▶ [Dataset items]:
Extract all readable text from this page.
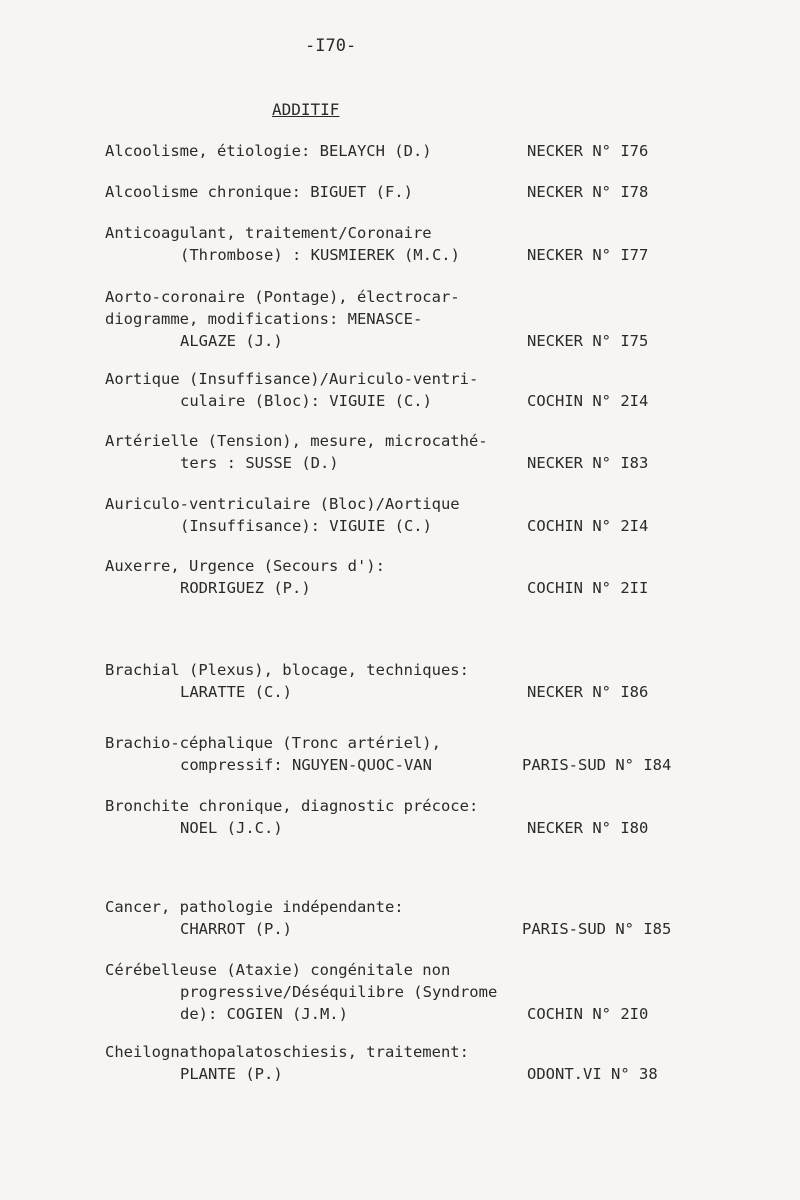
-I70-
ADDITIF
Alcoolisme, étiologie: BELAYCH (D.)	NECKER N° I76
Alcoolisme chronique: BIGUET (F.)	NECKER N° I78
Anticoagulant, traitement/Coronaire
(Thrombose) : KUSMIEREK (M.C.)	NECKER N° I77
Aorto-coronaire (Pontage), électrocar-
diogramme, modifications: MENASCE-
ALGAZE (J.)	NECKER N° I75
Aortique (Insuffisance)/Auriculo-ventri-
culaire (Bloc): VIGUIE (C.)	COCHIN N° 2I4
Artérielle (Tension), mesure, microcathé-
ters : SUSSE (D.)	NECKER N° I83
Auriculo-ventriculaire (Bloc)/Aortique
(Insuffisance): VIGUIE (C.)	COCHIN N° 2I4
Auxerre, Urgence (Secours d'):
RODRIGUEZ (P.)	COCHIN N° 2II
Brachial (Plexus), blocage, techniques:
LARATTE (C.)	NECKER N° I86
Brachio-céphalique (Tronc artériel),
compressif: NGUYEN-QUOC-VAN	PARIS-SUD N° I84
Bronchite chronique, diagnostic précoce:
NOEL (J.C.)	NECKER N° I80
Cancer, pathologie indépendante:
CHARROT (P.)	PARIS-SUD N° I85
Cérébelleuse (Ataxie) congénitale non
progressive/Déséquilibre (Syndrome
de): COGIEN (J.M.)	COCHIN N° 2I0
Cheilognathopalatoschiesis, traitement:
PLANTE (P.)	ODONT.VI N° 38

▶ [Task to complete]: Ignore the images and quote every line of the listing exactly.

▶ [Full solution]:
Extract all readable text from this page.
-I70-
ADDITIF
Alcoolisme, étiologie: BELAYCH (D.)	NECKER N° I76
Alcoolisme chronique: BIGUET (F.)	NECKER N° I78
Anticoagulant, traitement/Coronaire
(Thrombose) : KUSMIEREK (M.C.)	NECKER N° I77
Aorto-coronaire (Pontage), électrocar-
diogramme, modifications: MENASCE-
ALGAZE (J.)	NECKER N° I75
Aortique (Insuffisance)/Auriculo-ventri-
culaire (Bloc): VIGUIE (C.)	COCHIN N° 2I4
Artérielle (Tension), mesure, microcathé-
ters : SUSSE (D.)	NECKER N° I83
Auriculo-ventriculaire (Bloc)/Aortique
(Insuffisance): VIGUIE (C.)	COCHIN N° 2I4
Auxerre, Urgence (Secours d'):
RODRIGUEZ (P.)	COCHIN N° 2II
Brachial (Plexus), blocage, techniques:
LARATTE (C.)	NECKER N° I86
Brachio-céphalique (Tronc artériel),
compressif: NGUYEN-QUOC-VAN	PARIS-SUD N° I84
Bronchite chronique, diagnostic précoce:
NOEL (J.C.)	NECKER N° I80
Cancer, pathologie indépendante:
CHARROT (P.)	PARIS-SUD N° I85
Cérébelleuse (Ataxie) congénitale non
progressive/Déséquilibre (Syndrome
de): COGIEN (J.M.)	COCHIN N° 2I0
Cheilognathopalatoschiesis, traitement:
PLANTE (P.)	ODONT.VI N° 38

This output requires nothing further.